Raw records:
- - - - - - -

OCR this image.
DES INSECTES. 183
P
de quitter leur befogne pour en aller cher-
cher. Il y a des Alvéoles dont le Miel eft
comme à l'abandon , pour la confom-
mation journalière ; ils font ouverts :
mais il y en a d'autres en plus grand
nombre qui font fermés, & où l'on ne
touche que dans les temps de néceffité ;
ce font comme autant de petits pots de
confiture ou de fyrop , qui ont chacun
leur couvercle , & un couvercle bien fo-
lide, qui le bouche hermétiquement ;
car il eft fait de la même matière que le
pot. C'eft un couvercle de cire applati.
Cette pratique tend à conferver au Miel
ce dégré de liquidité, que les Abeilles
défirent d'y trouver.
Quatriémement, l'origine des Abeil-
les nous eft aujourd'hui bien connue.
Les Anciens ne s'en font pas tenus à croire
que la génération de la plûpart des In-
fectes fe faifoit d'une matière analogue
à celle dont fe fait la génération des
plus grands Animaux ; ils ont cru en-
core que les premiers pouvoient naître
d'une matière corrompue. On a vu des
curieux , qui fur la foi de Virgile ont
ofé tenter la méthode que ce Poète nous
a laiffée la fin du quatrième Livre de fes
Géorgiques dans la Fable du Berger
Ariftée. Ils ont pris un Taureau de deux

- - - - - - -

Make an exact copy of the records.

OCR this image.
DES INSECTES. 183
P
de quitter leur befogne pour en aller cher-
cher. Il y a des Alvéoles dont le Miel eft
comme à l'abandon , pour la confom-
mation journalière ; ils font ouverts :
mais il y en a d'autres en plus grand
nombre qui font fermés, & où l'on ne
touche que dans les temps de néceffité ;
ce font comme autant de petits pots de
confiture ou de fyrop , qui ont chacun
leur couvercle , & un couvercle bien fo-
lide, qui le bouche hermétiquement ;
car il eft fait de la même matière que le
pot. C'eft un couvercle de cire applati.
Cette pratique tend à conferver au Miel
ce dégré de liquidité, que les Abeilles
défirent d'y trouver.
Quatriémement, l'origine des Abeil-
les nous eft aujourd'hui bien connue.
Les Anciens ne s'en font pas tenus à croire
que la génération de la plûpart des In-
fectes fe faifoit d'une matière analogue
à celle dont fe fait la génération des
plus grands Animaux ; ils ont cru en-
core que les premiers pouvoient naître
d'une matière corrompue. On a vu des
curieux , qui fur la foi de Virgile ont
ofé tenter la méthode que ce Poète nous
a laiffée la fin du quatrième Livre de fes
Géorgiques dans la Fable du Berger
Ariftée. Ils ont pris un Taureau de deux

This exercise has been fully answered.